WORK TO BE COMPLETED: From the line that includes "Type out the text in this image." to the last line of the data, quote each line precisely; both boundary lines belong in the answer.

Dataset entries
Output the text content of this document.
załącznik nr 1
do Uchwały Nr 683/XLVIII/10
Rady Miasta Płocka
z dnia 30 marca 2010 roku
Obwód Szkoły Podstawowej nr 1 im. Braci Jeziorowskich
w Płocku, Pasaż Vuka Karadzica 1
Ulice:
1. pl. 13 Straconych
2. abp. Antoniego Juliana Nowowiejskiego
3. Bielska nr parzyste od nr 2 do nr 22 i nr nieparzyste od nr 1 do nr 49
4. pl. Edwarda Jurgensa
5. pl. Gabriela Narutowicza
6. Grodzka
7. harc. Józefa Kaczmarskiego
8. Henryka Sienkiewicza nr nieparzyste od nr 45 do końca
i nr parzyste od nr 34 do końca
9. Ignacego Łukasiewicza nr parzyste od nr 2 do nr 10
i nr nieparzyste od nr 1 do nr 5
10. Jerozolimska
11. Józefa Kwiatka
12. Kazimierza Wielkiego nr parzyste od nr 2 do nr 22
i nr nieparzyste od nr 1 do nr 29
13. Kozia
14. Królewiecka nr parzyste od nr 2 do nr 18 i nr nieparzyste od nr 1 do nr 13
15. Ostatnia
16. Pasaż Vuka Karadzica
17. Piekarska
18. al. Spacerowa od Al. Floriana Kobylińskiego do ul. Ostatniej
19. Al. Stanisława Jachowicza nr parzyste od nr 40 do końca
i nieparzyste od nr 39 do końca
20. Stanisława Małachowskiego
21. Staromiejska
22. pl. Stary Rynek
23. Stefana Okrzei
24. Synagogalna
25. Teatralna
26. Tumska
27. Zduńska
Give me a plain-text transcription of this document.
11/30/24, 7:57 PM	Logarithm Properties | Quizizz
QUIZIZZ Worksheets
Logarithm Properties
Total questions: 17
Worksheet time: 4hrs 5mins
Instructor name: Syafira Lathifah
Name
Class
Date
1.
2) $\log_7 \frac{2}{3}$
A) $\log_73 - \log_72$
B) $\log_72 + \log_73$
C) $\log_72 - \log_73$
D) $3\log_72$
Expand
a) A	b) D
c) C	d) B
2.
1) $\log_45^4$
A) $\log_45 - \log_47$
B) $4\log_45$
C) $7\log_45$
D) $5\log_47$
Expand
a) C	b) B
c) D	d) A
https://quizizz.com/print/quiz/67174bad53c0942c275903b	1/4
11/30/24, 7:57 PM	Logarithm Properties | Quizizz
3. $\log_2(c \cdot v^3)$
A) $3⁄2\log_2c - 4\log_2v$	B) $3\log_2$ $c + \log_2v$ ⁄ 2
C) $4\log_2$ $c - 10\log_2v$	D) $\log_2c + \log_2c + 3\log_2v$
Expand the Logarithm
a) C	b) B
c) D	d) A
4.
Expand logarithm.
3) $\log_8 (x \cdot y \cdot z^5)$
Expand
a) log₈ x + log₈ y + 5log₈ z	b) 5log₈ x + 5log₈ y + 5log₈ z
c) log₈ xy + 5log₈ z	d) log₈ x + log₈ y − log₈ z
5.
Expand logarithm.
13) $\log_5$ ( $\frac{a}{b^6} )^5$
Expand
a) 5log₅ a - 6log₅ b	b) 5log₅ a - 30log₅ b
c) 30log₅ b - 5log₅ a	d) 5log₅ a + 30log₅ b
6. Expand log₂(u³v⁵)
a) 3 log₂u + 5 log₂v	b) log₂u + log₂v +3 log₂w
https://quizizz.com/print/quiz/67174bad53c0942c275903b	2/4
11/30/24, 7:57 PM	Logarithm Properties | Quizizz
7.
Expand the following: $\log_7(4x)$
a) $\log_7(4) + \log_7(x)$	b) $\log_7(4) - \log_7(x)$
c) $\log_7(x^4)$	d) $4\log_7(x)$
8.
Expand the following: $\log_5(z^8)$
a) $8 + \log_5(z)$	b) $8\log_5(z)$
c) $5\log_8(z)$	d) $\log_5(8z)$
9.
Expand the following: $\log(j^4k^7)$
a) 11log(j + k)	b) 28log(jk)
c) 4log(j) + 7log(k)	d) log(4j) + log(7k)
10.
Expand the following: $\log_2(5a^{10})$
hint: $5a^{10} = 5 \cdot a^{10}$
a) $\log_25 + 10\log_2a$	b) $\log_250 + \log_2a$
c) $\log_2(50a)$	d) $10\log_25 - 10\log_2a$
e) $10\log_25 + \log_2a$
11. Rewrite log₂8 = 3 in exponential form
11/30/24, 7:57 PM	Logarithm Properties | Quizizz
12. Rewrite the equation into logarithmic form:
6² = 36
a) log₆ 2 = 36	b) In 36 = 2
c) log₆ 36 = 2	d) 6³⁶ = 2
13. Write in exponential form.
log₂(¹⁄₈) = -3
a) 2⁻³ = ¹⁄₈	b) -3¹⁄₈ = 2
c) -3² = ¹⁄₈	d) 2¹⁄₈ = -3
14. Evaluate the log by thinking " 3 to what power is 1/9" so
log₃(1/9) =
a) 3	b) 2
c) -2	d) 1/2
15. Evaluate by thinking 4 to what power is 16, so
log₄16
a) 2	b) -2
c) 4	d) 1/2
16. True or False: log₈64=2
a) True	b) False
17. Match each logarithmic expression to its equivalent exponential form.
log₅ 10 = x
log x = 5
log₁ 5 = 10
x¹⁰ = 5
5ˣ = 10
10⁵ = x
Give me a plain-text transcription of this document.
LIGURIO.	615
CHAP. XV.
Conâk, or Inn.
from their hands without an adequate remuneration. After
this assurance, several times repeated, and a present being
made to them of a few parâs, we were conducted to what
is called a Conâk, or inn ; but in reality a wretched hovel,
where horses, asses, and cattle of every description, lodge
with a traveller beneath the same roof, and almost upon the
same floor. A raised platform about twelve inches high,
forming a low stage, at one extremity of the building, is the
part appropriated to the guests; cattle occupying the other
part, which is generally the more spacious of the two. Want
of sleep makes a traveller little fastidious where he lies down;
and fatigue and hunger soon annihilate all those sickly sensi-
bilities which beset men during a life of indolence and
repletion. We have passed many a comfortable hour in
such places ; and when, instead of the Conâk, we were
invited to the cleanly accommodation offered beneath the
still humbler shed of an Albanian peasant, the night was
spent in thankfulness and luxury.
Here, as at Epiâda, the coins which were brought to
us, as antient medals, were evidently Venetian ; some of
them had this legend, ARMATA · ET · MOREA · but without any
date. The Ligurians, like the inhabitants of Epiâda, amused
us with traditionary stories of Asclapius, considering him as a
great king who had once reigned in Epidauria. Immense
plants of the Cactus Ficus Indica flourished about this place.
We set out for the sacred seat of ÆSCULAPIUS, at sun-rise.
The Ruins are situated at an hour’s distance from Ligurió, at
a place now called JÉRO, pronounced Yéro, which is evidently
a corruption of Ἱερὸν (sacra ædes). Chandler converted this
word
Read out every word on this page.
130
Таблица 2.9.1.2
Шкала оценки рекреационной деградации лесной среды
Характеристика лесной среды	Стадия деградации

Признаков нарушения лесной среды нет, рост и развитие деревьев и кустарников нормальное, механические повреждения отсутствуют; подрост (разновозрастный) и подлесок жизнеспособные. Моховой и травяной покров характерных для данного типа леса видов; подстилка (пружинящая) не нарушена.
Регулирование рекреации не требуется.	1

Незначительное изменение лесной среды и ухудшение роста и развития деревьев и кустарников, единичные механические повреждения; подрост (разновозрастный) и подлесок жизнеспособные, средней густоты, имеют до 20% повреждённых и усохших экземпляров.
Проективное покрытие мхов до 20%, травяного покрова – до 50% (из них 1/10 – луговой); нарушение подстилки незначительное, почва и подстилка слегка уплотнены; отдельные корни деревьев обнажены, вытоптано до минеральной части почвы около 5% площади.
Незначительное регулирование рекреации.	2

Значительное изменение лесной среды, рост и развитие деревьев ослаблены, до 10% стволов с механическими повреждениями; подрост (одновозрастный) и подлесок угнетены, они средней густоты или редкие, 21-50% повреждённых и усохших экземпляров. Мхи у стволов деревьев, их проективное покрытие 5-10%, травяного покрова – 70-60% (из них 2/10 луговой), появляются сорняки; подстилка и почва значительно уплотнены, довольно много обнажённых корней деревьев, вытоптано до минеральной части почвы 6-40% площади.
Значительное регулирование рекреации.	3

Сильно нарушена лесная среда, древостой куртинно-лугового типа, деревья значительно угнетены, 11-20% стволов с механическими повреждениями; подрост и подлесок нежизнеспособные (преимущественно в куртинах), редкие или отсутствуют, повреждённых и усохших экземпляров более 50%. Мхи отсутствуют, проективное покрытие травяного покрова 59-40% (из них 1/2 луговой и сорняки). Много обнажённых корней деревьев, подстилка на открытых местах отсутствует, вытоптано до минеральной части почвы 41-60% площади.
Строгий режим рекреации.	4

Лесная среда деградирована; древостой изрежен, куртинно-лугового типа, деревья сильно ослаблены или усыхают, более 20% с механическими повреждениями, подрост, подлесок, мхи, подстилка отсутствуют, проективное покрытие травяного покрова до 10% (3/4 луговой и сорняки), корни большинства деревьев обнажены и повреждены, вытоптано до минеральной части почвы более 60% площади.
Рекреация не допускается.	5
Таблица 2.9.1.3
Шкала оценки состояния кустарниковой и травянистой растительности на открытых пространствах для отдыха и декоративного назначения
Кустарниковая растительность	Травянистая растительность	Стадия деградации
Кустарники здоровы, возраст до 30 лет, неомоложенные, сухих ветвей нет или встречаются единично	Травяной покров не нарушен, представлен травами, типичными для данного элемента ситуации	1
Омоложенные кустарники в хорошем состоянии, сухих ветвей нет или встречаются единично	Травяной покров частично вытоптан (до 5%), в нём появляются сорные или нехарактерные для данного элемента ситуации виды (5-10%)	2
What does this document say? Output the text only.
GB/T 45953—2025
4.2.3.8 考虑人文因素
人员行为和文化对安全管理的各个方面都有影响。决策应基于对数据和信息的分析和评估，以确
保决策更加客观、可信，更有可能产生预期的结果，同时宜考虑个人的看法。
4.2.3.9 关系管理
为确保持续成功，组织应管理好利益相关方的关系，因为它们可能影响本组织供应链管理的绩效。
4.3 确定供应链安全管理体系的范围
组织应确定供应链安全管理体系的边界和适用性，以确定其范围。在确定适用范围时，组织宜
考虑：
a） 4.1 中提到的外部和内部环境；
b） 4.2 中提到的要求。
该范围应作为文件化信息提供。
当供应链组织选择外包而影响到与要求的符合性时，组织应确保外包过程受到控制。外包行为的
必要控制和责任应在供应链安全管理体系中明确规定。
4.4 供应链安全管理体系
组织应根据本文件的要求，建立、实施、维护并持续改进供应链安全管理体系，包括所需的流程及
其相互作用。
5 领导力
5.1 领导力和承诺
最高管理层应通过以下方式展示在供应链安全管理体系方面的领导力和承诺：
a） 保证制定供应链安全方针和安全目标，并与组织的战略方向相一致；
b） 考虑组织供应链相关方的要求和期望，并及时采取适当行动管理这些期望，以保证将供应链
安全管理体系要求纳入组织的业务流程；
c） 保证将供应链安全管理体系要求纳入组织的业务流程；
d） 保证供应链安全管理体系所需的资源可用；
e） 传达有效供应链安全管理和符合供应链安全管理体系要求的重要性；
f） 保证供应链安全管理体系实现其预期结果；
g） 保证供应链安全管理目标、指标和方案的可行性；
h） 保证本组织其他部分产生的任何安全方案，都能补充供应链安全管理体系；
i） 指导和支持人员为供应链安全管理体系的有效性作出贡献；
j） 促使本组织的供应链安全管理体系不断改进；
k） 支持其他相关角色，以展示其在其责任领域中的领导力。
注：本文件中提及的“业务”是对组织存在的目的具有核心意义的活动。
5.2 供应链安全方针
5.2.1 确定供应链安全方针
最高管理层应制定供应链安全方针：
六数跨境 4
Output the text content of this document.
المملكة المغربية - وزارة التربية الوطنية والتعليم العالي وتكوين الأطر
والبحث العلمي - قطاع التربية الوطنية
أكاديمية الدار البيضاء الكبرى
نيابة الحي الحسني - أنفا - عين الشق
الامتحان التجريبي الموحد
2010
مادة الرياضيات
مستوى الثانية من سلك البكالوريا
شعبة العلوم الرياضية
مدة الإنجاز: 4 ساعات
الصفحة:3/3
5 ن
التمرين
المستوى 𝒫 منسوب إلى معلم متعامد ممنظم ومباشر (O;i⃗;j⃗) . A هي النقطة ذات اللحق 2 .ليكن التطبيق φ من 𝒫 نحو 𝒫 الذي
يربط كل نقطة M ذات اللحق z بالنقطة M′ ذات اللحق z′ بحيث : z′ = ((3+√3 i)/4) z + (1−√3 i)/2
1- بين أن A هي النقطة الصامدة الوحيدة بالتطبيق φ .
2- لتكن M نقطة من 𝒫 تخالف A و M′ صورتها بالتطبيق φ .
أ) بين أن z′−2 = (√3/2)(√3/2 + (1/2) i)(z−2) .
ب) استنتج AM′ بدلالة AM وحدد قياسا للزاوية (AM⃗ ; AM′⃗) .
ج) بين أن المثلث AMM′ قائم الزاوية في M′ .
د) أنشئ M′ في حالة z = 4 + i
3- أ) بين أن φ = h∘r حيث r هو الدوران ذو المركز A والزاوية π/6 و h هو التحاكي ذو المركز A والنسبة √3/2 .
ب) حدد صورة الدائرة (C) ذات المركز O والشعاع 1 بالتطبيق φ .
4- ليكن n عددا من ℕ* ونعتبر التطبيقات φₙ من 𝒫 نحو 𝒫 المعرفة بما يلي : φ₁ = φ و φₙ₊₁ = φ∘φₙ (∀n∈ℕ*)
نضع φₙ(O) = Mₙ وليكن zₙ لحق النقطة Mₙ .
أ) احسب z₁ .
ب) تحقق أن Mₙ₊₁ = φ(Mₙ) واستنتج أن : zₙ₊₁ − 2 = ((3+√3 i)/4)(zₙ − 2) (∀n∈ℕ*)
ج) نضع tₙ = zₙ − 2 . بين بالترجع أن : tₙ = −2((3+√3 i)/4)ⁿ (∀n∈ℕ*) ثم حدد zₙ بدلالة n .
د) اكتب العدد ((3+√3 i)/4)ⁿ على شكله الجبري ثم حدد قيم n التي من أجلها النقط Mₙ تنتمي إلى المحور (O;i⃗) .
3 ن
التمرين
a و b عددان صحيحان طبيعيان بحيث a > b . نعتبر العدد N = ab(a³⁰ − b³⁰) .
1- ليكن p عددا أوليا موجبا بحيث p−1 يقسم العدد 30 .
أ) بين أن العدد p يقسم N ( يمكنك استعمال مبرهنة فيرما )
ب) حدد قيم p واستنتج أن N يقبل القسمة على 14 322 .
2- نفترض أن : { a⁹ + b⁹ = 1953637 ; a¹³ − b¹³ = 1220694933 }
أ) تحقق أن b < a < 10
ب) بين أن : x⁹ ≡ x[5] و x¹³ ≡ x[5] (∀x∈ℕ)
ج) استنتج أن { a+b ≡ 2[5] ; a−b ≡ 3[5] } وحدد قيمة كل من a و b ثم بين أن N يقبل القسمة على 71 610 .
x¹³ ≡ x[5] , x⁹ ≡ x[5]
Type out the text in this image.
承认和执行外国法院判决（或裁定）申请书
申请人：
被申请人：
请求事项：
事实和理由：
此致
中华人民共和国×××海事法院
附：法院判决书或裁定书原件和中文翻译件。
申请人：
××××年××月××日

EXERCISE ANSWER:
Type out the text in this image.
承认和执行外国法院判决（或裁定）申请书
申请人：
被申请人：
请求事项：
事实和理由：
此致
中华人民共和国×××海事法院
附：法院判决书或裁定书原件和中文翻译件。
申请人：
××××年××月××日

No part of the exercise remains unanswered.